Provide an exact copy of the data, excluding the images.
####################
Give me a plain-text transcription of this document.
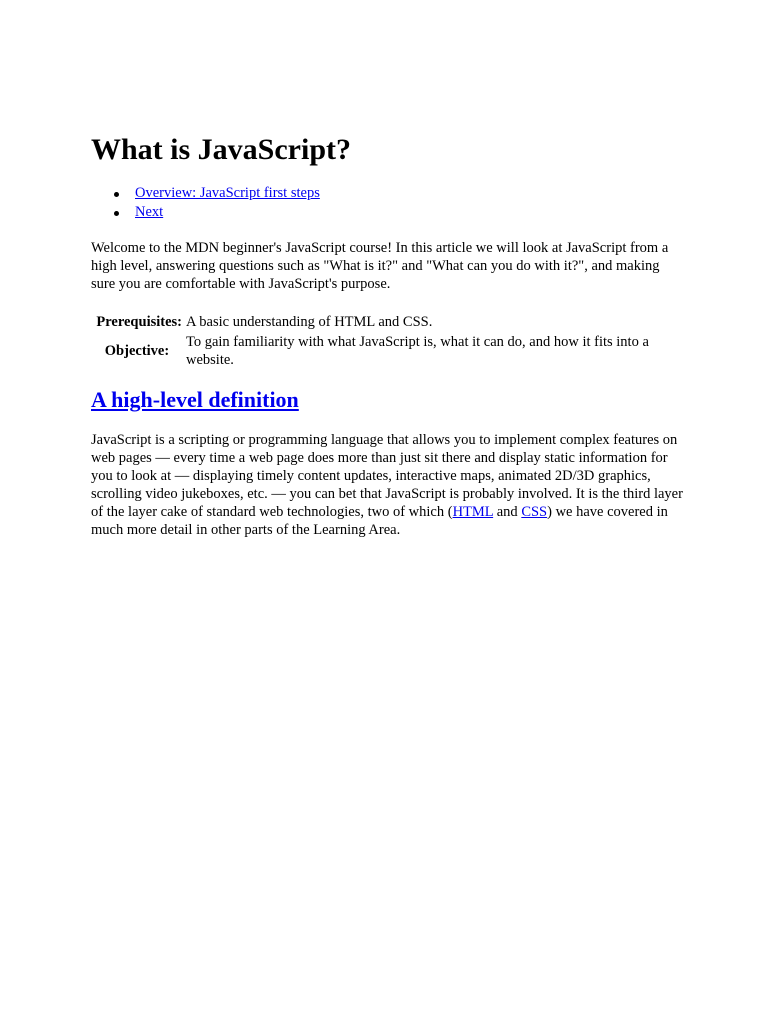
What is JavaScript?
Overview: JavaScript first steps
Next

Welcome to the MDN beginner's JavaScript course! In this article we will look at JavaScript from a high level, answering questions such as "What is it?" and "What can you do with it?", and making sure you are comfortable with JavaScript's purpose.

Prerequisites:	A basic understanding of HTML and CSS.
Objective:	To gain familiarity with what JavaScript is, what it can do, and how it fits into a website.
A high-level definition

JavaScript is a scripting or programming language that allows you to implement complex features on web pages — every time a web page does more than just sit there and display static information for you to look at — displaying timely content updates, interactive maps, animated 2D/3D graphics, scrolling video jukeboxes, etc. — you can bet that JavaScript is probably involved. It is the third layer of the layer cake of standard web technologies, two of which (HTML and CSS) we have covered in much more detail in other parts of the Learning Area.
####################
### Solved problem
Give me a plain-text transcription of this document.
What is JavaScript?
Overview: JavaScript first steps
Next

Welcome to the MDN beginner's JavaScript course! In this article we will look at JavaScript from a high level, answering questions such as "What is it?" and "What can you do with it?", and making sure you are comfortable with JavaScript's purpose.

Prerequisites:	A basic understanding of HTML and CSS.
Objective:	To gain familiarity with what JavaScript is, what it can do, and how it fits into a website.
A high-level definition

JavaScript is a scripting or programming language that allows you to implement complex features on web pages — every time a web page does more than just sit there and display static information for you to look at — displaying timely content updates, interactive maps, animated 2D/3D graphics, scrolling video jukeboxes, etc. — you can bet that JavaScript is probably involved. It is the third layer of the layer cake of standard web technologies, two of which (HTML and CSS) we have covered in much more detail in other parts of the Learning Area.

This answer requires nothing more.